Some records
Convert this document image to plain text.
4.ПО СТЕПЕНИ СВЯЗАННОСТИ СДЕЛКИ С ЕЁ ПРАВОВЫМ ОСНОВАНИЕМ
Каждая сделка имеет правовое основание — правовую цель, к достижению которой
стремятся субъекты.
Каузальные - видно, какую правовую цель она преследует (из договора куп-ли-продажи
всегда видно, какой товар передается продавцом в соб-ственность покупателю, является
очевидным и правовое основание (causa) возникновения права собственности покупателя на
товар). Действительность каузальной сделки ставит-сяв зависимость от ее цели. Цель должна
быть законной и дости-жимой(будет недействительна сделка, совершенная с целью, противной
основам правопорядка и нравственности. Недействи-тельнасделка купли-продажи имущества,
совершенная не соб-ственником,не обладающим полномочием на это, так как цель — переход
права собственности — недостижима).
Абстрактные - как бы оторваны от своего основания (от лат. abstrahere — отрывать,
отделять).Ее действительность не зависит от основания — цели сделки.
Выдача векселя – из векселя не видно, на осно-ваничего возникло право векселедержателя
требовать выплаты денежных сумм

(EXERCISE GOAL)
Recopy the entries above in their entirety, exactly.

(EXPECTED OUTPUT)
Convert this document image to plain text.
4.ПО СТЕПЕНИ СВЯЗАННОСТИ СДЕЛКИ С ЕЁ ПРАВОВЫМ ОСНОВАНИЕМ
Каждая сделка имеет правовое основание — правовую цель, к достижению которой
стремятся субъекты.
Каузальные - видно, какую правовую цель она преследует (из договора куп-ли-продажи
всегда видно, какой товар передается продавцом в соб-ственность покупателю, является
очевидным и правовое основание (causa) возникновения права собственности покупателя на
товар). Действительность каузальной сделки ставит-сяв зависимость от ее цели. Цель должна
быть законной и дости-жимой(будет недействительна сделка, совершенная с целью, противной
основам правопорядка и нравственности. Недействи-тельнасделка купли-продажи имущества,
совершенная не соб-ственником,не обладающим полномочием на это, так как цель — переход
права собственности — недостижима).
Абстрактные - как бы оторваны от своего основания (от лат. abstrahere — отрывать,
отделять).Ее действительность не зависит от основания — цели сделки.
Выдача векселя – из векселя не видно, на осно-ваничего возникло право векселедержателя
требовать выплаты денежных сумм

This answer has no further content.